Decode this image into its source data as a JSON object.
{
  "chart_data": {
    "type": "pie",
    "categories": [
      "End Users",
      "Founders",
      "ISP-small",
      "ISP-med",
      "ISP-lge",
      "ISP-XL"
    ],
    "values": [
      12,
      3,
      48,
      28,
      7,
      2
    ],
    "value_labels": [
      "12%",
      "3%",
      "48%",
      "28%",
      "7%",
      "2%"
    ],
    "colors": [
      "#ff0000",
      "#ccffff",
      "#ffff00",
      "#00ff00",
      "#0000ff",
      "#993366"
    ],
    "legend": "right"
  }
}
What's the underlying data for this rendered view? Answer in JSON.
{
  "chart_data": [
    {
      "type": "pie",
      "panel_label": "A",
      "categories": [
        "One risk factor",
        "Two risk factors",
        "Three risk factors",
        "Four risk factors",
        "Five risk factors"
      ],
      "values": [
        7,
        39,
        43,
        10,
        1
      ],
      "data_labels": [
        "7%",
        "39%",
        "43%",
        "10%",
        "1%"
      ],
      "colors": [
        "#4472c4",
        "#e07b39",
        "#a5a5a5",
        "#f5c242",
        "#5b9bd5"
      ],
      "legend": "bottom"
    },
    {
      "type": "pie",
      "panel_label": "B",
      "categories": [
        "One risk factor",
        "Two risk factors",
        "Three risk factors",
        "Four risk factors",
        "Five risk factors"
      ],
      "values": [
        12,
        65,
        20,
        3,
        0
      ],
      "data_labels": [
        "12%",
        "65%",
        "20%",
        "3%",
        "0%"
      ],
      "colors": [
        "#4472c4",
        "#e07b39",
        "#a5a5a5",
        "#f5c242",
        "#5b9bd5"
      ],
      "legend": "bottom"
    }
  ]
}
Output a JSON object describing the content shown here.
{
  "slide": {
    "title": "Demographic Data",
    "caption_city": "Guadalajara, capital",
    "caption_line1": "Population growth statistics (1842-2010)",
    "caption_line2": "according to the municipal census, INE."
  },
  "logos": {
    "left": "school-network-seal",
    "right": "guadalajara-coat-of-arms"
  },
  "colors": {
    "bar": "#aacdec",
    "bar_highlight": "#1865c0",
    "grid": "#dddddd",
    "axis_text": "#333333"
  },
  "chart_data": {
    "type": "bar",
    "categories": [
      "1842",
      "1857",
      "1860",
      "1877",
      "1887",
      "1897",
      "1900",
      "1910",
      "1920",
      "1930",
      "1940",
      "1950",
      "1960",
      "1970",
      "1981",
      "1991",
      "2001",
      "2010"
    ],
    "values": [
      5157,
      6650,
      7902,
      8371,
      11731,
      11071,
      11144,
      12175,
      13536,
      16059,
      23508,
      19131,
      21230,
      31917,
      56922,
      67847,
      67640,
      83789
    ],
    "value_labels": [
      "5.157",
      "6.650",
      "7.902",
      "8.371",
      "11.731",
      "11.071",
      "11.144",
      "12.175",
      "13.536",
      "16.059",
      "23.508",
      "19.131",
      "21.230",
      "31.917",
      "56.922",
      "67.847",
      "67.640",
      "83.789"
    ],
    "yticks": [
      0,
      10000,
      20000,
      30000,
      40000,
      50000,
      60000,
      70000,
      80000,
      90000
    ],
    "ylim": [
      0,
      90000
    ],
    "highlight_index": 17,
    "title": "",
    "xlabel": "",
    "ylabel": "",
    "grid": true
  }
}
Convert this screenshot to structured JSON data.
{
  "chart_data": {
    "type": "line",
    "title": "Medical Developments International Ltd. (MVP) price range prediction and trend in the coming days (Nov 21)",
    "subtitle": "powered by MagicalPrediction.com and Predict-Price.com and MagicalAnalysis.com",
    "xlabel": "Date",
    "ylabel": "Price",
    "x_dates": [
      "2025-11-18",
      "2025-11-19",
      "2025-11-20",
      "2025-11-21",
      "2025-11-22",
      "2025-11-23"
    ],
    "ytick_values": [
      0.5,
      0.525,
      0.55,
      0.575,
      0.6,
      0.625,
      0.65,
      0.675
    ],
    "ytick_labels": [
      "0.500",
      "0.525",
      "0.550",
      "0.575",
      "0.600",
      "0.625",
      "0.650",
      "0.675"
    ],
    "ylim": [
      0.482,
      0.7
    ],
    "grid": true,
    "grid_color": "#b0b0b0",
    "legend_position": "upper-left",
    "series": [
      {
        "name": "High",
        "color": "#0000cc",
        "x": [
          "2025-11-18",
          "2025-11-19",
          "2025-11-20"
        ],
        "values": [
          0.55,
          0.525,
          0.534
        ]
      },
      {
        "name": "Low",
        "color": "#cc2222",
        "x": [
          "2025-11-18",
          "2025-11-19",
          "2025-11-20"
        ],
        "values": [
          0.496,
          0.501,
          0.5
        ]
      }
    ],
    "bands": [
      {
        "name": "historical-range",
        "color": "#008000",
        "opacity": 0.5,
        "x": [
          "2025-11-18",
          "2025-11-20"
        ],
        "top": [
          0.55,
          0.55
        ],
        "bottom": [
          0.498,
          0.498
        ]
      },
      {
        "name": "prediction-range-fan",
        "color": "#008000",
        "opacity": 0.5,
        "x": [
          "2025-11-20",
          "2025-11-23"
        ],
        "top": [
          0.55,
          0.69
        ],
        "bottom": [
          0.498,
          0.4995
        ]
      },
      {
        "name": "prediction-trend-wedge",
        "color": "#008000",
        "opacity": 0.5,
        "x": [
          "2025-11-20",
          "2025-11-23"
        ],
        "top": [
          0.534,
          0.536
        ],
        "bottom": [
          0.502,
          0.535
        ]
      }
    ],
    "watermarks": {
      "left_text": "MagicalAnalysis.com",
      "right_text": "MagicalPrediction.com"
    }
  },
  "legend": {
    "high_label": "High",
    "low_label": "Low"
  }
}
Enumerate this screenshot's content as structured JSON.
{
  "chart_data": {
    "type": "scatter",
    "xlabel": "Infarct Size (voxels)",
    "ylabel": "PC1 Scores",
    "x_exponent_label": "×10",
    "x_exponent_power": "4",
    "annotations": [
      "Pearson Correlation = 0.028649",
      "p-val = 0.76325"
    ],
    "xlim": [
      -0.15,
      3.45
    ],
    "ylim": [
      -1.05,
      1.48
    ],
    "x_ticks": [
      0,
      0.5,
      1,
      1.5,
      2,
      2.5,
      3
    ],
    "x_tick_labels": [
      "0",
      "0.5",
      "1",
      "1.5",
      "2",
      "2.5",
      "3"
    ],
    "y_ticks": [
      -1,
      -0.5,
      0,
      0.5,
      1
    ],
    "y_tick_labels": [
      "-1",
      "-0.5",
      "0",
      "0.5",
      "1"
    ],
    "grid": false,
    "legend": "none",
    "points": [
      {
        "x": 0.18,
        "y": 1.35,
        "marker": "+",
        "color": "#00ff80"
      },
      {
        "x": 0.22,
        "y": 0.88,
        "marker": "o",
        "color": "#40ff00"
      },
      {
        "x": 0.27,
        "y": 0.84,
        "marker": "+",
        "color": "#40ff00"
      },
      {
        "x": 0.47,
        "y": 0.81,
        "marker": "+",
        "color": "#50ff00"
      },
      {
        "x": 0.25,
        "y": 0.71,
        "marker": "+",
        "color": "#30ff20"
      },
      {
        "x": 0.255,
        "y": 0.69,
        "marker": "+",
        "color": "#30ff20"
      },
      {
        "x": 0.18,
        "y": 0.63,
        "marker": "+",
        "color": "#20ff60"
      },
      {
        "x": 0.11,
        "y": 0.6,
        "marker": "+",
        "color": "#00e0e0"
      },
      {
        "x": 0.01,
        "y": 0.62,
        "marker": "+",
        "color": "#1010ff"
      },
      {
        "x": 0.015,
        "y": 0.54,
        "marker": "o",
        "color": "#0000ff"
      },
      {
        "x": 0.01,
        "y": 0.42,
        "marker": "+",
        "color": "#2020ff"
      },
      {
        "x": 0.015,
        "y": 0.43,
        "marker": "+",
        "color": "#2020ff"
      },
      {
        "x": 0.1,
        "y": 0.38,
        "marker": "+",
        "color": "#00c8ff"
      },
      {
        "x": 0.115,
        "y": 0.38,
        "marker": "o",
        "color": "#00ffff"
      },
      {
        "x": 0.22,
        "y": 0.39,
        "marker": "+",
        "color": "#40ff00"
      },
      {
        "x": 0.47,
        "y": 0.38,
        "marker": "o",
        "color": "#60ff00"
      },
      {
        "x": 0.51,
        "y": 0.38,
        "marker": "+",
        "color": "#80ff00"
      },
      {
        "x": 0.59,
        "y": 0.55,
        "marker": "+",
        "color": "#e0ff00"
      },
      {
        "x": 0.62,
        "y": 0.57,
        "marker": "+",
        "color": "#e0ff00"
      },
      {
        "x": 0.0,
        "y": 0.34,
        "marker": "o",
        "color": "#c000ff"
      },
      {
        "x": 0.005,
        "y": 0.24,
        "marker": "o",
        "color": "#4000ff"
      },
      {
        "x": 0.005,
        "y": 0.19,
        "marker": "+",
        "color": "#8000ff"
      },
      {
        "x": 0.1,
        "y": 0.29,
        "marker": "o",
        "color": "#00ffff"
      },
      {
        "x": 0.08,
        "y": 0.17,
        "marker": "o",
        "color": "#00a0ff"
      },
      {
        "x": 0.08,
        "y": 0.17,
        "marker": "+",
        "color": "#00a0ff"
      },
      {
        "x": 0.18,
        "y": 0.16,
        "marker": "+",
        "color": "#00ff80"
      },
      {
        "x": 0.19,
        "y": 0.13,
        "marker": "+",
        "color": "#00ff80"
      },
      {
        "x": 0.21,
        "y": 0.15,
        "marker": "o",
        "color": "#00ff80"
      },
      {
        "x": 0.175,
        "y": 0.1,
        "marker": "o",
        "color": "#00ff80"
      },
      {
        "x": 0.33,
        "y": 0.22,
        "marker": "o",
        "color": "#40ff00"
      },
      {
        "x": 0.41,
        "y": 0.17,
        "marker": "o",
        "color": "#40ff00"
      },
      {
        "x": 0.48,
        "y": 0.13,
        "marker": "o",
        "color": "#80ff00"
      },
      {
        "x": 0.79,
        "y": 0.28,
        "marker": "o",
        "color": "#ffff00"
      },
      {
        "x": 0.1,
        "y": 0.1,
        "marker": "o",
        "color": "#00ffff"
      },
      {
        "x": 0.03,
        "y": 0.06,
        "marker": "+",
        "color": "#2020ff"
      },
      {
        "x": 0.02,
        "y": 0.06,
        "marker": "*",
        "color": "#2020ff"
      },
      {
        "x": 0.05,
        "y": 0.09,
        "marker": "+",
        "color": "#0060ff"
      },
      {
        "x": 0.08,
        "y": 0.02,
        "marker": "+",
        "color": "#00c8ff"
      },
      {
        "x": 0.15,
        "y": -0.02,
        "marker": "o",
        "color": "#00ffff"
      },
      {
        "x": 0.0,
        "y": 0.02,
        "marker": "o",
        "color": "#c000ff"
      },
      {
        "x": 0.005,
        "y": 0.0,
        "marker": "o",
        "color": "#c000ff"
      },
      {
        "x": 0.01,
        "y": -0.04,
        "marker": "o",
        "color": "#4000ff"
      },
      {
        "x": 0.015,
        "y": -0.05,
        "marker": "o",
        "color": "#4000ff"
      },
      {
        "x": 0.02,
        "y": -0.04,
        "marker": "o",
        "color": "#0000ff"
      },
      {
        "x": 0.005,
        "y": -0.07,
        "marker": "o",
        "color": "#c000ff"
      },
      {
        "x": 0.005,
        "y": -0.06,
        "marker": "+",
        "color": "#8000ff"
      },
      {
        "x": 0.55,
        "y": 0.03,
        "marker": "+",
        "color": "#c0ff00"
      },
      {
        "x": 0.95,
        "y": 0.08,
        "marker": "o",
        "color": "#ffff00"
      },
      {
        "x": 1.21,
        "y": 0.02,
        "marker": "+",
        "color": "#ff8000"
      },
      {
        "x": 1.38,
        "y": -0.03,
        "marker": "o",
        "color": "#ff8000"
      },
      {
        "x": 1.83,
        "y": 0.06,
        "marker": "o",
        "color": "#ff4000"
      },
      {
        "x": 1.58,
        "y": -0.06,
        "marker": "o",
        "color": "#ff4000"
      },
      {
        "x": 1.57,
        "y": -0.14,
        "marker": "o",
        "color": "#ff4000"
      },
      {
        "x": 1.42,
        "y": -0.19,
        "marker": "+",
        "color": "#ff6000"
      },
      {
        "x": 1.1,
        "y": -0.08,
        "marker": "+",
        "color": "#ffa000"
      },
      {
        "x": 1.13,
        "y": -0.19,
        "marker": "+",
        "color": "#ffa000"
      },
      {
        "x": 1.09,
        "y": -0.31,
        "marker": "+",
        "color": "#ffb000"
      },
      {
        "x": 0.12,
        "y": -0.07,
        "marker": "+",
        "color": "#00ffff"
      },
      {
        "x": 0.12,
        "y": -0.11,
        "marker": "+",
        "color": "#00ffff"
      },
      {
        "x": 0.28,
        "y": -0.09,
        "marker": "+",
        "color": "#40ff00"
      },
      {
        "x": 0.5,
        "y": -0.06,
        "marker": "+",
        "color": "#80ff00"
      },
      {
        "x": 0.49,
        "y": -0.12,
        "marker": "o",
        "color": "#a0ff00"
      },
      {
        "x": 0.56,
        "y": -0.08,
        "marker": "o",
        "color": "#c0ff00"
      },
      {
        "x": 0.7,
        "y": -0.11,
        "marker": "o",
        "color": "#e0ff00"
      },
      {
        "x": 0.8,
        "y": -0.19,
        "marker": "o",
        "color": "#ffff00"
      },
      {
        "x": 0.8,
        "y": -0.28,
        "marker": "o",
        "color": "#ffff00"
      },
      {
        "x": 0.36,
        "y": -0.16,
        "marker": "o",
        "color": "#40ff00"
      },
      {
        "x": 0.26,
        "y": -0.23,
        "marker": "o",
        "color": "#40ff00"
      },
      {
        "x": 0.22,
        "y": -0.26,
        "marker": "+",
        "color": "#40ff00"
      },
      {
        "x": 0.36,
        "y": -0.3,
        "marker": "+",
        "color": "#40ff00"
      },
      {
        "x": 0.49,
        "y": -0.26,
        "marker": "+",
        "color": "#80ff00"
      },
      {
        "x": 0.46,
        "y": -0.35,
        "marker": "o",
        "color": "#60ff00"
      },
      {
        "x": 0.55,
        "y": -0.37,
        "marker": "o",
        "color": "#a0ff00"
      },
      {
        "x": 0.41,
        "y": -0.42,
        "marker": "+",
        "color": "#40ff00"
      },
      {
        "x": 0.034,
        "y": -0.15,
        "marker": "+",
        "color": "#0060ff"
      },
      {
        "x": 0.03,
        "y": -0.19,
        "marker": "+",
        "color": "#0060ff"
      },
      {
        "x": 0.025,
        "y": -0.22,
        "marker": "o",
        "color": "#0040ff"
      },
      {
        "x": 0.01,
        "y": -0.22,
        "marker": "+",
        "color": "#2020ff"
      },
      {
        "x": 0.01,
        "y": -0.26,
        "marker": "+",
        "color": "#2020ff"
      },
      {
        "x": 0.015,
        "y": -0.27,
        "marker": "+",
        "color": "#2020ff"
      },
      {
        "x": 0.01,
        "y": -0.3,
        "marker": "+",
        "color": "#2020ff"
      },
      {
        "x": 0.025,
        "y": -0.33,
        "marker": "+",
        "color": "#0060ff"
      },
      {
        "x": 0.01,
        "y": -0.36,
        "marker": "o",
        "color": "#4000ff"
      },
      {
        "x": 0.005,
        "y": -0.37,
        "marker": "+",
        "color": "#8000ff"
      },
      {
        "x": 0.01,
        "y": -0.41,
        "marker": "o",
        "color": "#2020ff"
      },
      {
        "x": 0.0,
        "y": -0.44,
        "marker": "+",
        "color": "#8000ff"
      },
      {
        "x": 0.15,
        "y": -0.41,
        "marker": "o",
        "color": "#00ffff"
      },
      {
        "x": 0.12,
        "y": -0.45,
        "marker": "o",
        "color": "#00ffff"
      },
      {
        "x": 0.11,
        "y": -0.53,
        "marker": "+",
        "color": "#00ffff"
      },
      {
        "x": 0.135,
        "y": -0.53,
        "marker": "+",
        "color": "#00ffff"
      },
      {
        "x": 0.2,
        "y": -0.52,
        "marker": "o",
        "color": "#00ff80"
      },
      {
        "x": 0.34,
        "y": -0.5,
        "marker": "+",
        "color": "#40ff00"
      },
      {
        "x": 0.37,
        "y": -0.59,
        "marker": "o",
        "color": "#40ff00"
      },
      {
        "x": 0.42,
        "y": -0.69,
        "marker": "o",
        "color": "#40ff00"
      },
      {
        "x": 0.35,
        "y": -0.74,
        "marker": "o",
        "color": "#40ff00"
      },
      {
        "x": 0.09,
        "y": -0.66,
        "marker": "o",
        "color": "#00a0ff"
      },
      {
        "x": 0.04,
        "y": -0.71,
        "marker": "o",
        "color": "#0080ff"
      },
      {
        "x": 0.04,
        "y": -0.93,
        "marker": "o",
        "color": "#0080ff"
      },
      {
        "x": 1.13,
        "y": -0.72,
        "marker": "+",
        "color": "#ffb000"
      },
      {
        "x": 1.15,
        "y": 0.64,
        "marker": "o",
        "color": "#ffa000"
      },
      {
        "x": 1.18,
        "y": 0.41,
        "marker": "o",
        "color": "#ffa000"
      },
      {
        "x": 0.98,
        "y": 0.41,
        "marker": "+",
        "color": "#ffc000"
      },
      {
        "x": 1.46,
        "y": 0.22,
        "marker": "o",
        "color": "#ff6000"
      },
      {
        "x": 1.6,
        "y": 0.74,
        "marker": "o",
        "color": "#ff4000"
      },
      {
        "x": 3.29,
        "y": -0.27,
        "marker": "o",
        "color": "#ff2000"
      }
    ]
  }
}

WHAT YOU SHOULD DO >>
Find "MagicalAnalysis". Copy every line it occurs in.

EXERCISE ANSWER >>
    "subtitle": "powered by MagicalPrediction.com and Predict-Price.com and MagicalAnalysis.com",
      "left_text": "MagicalAnalysis.com",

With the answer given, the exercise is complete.